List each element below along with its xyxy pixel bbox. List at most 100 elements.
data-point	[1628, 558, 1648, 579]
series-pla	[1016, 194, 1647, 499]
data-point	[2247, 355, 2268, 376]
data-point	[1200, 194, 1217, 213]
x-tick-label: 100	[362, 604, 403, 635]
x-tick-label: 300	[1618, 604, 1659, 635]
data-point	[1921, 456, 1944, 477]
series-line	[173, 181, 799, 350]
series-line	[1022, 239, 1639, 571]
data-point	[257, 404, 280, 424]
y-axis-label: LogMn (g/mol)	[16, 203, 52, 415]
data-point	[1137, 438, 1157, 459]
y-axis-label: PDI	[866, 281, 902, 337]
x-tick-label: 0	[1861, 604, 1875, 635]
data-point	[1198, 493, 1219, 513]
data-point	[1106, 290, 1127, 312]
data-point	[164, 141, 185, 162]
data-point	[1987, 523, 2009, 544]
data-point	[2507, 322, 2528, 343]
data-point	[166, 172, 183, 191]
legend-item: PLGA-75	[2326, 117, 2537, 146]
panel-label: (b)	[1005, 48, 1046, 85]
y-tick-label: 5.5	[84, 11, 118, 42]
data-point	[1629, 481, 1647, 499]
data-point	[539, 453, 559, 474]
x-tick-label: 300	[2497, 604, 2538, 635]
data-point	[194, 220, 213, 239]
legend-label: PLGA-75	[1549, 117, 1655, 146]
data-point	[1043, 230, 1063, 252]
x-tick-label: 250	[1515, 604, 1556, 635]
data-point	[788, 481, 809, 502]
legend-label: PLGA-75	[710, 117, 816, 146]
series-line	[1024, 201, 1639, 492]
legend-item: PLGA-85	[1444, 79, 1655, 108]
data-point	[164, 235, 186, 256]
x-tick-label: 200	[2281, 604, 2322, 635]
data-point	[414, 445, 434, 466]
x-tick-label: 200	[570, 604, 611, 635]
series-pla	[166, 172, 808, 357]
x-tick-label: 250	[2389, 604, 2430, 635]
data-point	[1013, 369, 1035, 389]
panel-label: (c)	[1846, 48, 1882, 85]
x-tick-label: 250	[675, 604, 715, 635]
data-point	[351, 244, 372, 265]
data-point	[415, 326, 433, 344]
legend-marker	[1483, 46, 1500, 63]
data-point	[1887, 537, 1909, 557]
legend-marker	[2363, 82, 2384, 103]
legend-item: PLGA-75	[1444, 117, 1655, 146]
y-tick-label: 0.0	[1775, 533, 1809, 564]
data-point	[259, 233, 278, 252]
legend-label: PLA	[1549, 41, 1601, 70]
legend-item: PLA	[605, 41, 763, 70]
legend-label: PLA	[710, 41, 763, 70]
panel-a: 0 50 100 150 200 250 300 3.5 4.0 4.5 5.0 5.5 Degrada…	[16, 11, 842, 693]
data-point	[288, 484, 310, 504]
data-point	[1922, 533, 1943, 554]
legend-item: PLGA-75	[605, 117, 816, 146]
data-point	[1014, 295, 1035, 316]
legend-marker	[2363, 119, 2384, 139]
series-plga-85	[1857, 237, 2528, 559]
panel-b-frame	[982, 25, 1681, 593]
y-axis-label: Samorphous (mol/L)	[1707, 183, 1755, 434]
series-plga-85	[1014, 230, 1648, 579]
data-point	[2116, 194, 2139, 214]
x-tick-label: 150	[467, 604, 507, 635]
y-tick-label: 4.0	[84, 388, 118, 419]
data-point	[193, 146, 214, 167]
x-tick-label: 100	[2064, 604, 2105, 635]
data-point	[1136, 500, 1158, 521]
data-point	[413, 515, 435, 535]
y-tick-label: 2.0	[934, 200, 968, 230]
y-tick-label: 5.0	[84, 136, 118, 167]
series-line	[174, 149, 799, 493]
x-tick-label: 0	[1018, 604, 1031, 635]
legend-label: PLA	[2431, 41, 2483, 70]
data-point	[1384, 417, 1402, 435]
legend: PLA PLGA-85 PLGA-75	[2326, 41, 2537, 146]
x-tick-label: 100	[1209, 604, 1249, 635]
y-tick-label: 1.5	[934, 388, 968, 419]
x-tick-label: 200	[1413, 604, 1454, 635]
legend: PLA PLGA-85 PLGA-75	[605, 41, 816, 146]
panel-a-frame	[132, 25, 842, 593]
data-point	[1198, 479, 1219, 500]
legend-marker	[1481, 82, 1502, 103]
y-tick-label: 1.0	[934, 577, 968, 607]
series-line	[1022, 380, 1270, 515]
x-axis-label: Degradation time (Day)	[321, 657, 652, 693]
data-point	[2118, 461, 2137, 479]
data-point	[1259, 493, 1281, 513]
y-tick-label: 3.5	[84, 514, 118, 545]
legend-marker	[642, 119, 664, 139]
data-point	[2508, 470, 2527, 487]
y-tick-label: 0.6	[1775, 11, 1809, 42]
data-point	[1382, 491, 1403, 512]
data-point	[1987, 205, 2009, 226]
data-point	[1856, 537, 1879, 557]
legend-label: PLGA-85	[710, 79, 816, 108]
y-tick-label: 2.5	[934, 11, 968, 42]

STATED PROBLEM :: Return every line of the material above unchanged, in the same order, leaving nothing out.

WORKED SOLUTION ::
List each element below along with its xyxy pixel bbox. List at most 100 elements.
data-point	[1628, 558, 1648, 579]
series-pla	[1016, 194, 1647, 499]
data-point	[2247, 355, 2268, 376]
data-point	[1200, 194, 1217, 213]
x-tick-label: 100	[362, 604, 403, 635]
x-tick-label: 300	[1618, 604, 1659, 635]
data-point	[1921, 456, 1944, 477]
series-line	[173, 181, 799, 350]
series-line	[1022, 239, 1639, 571]
data-point	[257, 404, 280, 424]
y-axis-label: LogMn (g/mol)	[16, 203, 52, 415]
data-point	[1137, 438, 1157, 459]
y-axis-label: PDI	[866, 281, 902, 337]
x-tick-label: 0	[1861, 604, 1875, 635]
data-point	[1198, 493, 1219, 513]
data-point	[1106, 290, 1127, 312]
data-point	[164, 141, 185, 162]
data-point	[1987, 523, 2009, 544]
data-point	[2507, 322, 2528, 343]
data-point	[166, 172, 183, 191]
legend-item: PLGA-75	[2326, 117, 2537, 146]
panel-label: (b)	[1005, 48, 1046, 85]
y-tick-label: 5.5	[84, 11, 118, 42]
data-point	[1629, 481, 1647, 499]
data-point	[539, 453, 559, 474]
x-tick-label: 300	[2497, 604, 2538, 635]
data-point	[194, 220, 213, 239]
legend-label: PLGA-75	[1549, 117, 1655, 146]
data-point	[1043, 230, 1063, 252]
x-tick-label: 250	[1515, 604, 1556, 635]
data-point	[788, 481, 809, 502]
legend-label: PLGA-75	[710, 117, 816, 146]
series-line	[1024, 201, 1639, 492]
legend-item: PLGA-85	[1444, 79, 1655, 108]
data-point	[164, 235, 186, 256]
x-tick-label: 200	[2281, 604, 2322, 635]
data-point	[414, 445, 434, 466]
x-tick-label: 200	[570, 604, 611, 635]
series-pla	[166, 172, 808, 357]
x-tick-label: 250	[2389, 604, 2430, 635]
data-point	[1013, 369, 1035, 389]
panel-label: (c)	[1846, 48, 1882, 85]
x-tick-label: 250	[675, 604, 715, 635]
data-point	[351, 244, 372, 265]
data-point	[415, 326, 433, 344]
legend-marker	[1483, 46, 1500, 63]
data-point	[1887, 537, 1909, 557]
legend-marker	[2363, 82, 2384, 103]
legend-item: PLGA-75	[1444, 117, 1655, 146]
y-tick-label: 0.0	[1775, 533, 1809, 564]
data-point	[259, 233, 278, 252]
legend-label: PLA	[1549, 41, 1601, 70]
legend-item: PLA	[605, 41, 763, 70]
legend-label: PLA	[710, 41, 763, 70]
panel-a: 0 50 100 150 200 250 300 3.5 4.0 4.5 5.0 5.5 Degrada…	[16, 11, 842, 693]
data-point	[288, 484, 310, 504]
data-point	[1922, 533, 1943, 554]
legend-item: PLGA-75	[605, 117, 816, 146]
data-point	[1014, 295, 1035, 316]
legend-marker	[2363, 119, 2384, 139]
series-plga-85	[1857, 237, 2528, 559]
panel-b-frame	[982, 25, 1681, 593]
y-axis-label: Samorphous (mol/L)	[1707, 183, 1755, 434]
series-plga-85	[1014, 230, 1648, 579]
data-point	[2116, 194, 2139, 214]
x-tick-label: 150	[467, 604, 507, 635]
y-tick-label: 4.0	[84, 388, 118, 419]
data-point	[193, 146, 214, 167]
x-tick-label: 100	[2064, 604, 2105, 635]
data-point	[1136, 500, 1158, 521]
data-point	[413, 515, 435, 535]
y-tick-label: 2.0	[934, 200, 968, 230]
y-tick-label: 5.0	[84, 136, 118, 167]
series-line	[174, 149, 799, 493]
x-tick-label: 0	[1018, 604, 1031, 635]
legend-label: PLA	[2431, 41, 2483, 70]
data-point	[1384, 417, 1402, 435]
legend: PLA PLGA-85 PLGA-75	[2326, 41, 2537, 146]
x-tick-label: 100	[1209, 604, 1249, 635]
y-tick-label: 1.5	[934, 388, 968, 419]
x-tick-label: 200	[1413, 604, 1454, 635]
legend: PLA PLGA-85 PLGA-75	[605, 41, 816, 146]
panel-a-frame	[132, 25, 842, 593]
data-point	[1198, 479, 1219, 500]
legend-marker	[1481, 82, 1502, 103]
y-tick-label: 1.0	[934, 577, 968, 607]
series-line	[1022, 380, 1270, 515]
x-axis-label: Degradation time (Day)	[321, 657, 652, 693]
data-point	[2118, 461, 2137, 479]
data-point	[1259, 493, 1281, 513]
y-tick-label: 3.5	[84, 514, 118, 545]
legend-marker	[642, 119, 664, 139]
data-point	[2508, 470, 2527, 487]
y-tick-label: 0.6	[1775, 11, 1809, 42]
data-point	[1382, 491, 1403, 512]
data-point	[1987, 205, 2009, 226]
data-point	[1856, 537, 1879, 557]
legend-label: PLGA-85	[710, 79, 816, 108]
y-tick-label: 2.5	[934, 11, 968, 42]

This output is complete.